**Instructions**
[A] List the four respects in which the corporate governance text says the Company's segments differ.
[B] Switch "corporate value" to "enterprise value" in the corporate governance text, and write out everything from "Based on this" down to "with manufacturing sections.".

**Text segment**
-- Begin --

The KOBELCO Group recognizes that corporate value includes not only business results and technological capabilities but also the stance on social responsibility to all stakeholders, such as shareholders and investors, customers, business partners, employees and community members. We believe that working earnestly to improve all of these factors leads to the enhancement of corporate value.
Therefore, corporate governance is not merely a form of the organization, but it is a framework for realizing all the efforts the Group is undertaking. In the development of the framework, the Group places importance on the following: establishing a system that contributes to improving corporate value through appropriate risk-taking, collaborating with stakeholders, promoting appropriate dialogue with investors in the capital market, ensuring the rights of and fairness for shareholders, and ensuring transparency.
Based on this belief, the Group aims to enhance corporate value over the medium to long term by promoting sustainability management with the Group Corporate Philosophy positioned as the foundation of all business activities
The Company believes the source of its corporate value lies in synergies generated by a wide range of segments in different demand fields, business environments, sales channels, and business scales, while recognizing that the pursuit of technological development and innovation, which is the cornerstone of the Company’s sustainable growth, cannot be achieved without discussions with manufacturing sections.

-- End --

[Layout annotation data]
-- Begin --

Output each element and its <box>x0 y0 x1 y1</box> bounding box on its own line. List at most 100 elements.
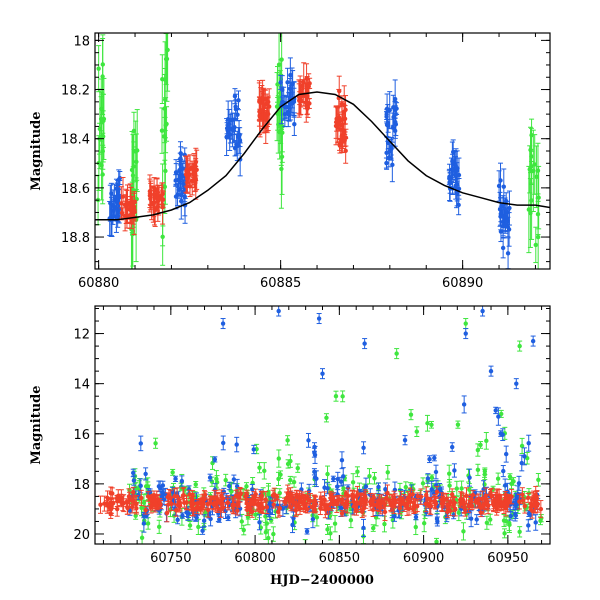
green-data-point <box>511 479 516 484</box>
blue-data-point <box>493 408 498 413</box>
blue-data-point <box>498 214 503 219</box>
red-data-point <box>538 506 544 512</box>
blue-data-point <box>233 104 238 109</box>
green-data-point <box>328 531 333 536</box>
green-data-point <box>507 474 513 479</box>
red-data-point <box>453 507 458 512</box>
blue-data-point <box>200 528 205 534</box>
green-data-point <box>276 456 282 461</box>
green-data-point <box>527 167 532 172</box>
green-data-point <box>325 471 330 477</box>
green-data-point <box>96 66 101 71</box>
green-data-point <box>253 512 258 517</box>
blue-data-point <box>231 128 237 133</box>
red-data-point <box>193 159 199 165</box>
blue-data-point <box>109 191 114 196</box>
green-data-point <box>156 524 162 530</box>
red-data-point <box>275 509 281 515</box>
y-tick-label: 18.4 <box>61 133 90 148</box>
green-data-point <box>367 474 372 479</box>
red-data-point <box>187 184 193 189</box>
red-data-point <box>270 493 276 498</box>
blue-data-point <box>180 189 186 195</box>
green-data-point <box>324 415 329 420</box>
red-data-point <box>262 102 267 108</box>
blue-data-point <box>341 474 346 479</box>
blue-data-point <box>141 521 147 526</box>
red-data-point <box>120 194 126 199</box>
blue-data-point <box>131 478 137 483</box>
blue-data-point <box>519 460 524 466</box>
green-data-point <box>340 394 345 399</box>
green-data-point <box>162 97 168 102</box>
blue-data-point <box>180 166 186 171</box>
blue-data-point <box>526 511 532 516</box>
blue-data-point <box>175 517 180 523</box>
green-data-point <box>447 483 452 488</box>
blue-data-point <box>533 520 538 525</box>
blue-data-point <box>504 451 509 457</box>
blue-data-point <box>392 514 397 519</box>
blue-data-point <box>113 206 118 211</box>
blue-data-point <box>160 483 166 488</box>
red-data-point <box>448 499 453 504</box>
blue-data-point <box>461 402 467 407</box>
blue-data-point <box>232 146 238 151</box>
blue-data-point <box>526 440 531 446</box>
blue-data-point <box>498 178 503 183</box>
green-data-point <box>421 521 427 526</box>
blue-data-point <box>177 174 183 179</box>
red-data-point <box>415 493 421 499</box>
top-axis-ticks: 60880 60885 60890 18 18.2 18.4 18.6 18.8 <box>61 33 550 291</box>
red-data-point <box>128 202 134 208</box>
green-data-point <box>170 470 175 475</box>
green-data-point <box>408 412 414 417</box>
red-data-point <box>264 111 269 116</box>
red-data-point <box>399 496 404 501</box>
green-data-point <box>271 531 276 537</box>
green-data-point <box>153 441 158 446</box>
blue-data-point <box>388 144 394 149</box>
green-data-point <box>434 539 439 544</box>
red-data-point <box>130 489 136 495</box>
blue-data-point <box>338 505 344 511</box>
blue-data-point <box>467 475 472 480</box>
blue-data-point <box>257 520 262 525</box>
green-data-point <box>413 524 418 530</box>
green-data-point <box>274 104 280 109</box>
blue-data-point <box>312 450 317 455</box>
model-curve <box>95 91 550 221</box>
green-data-point <box>263 514 268 519</box>
red-data-point <box>337 88 342 94</box>
blue-data-point <box>339 458 345 463</box>
blue-data-point <box>468 516 474 521</box>
blue-data-point <box>474 517 479 522</box>
blue-data-point <box>194 515 199 520</box>
red-data-point <box>119 201 124 206</box>
red-data-point <box>343 107 348 112</box>
red-data-point <box>339 139 344 144</box>
green-data-point <box>350 480 356 485</box>
blue-data-point <box>361 445 366 450</box>
red-data-point <box>464 493 469 499</box>
blue-data-point <box>513 513 519 518</box>
green-data-point <box>193 482 198 487</box>
blue-data-point <box>207 475 213 480</box>
blue-data-point <box>505 251 511 256</box>
green-data-point <box>447 471 452 476</box>
red-data-point <box>303 93 308 99</box>
blue-data-point <box>391 105 396 110</box>
red-data-point <box>445 504 451 510</box>
blue-data-point <box>173 178 178 183</box>
blue-data-point <box>501 468 506 474</box>
blue-data-point <box>156 484 162 489</box>
green-data-point <box>288 458 293 464</box>
red-data-point <box>110 491 115 496</box>
red-data-point <box>180 493 186 498</box>
blue-data-point <box>450 444 455 450</box>
red-data-point <box>115 506 120 512</box>
top-data-points <box>95 33 542 269</box>
red-data-point <box>313 501 318 507</box>
green-data-point <box>517 529 522 535</box>
green-data-point <box>502 531 507 536</box>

-- End --

**Responses per task**
[A]
- demand fields
- business environments
- sales channels
- business scales

[B]
Based on this belief, the Group aims to enhance enterprise value over the medium to long term by promoting sustainability management with the Group Corporate Philosophy positioned as the foundation of all business activities
The Company believes the source of its enterprise value lies in synergies generated by a wide range of segments in different demand fields, business environments, sales channels, and business scales, while recognizing that the pursuit of technological development and innovation, which is the cornerstone of the Company’s sustainable growth, cannot be achieved without discussions with manufacturing sections.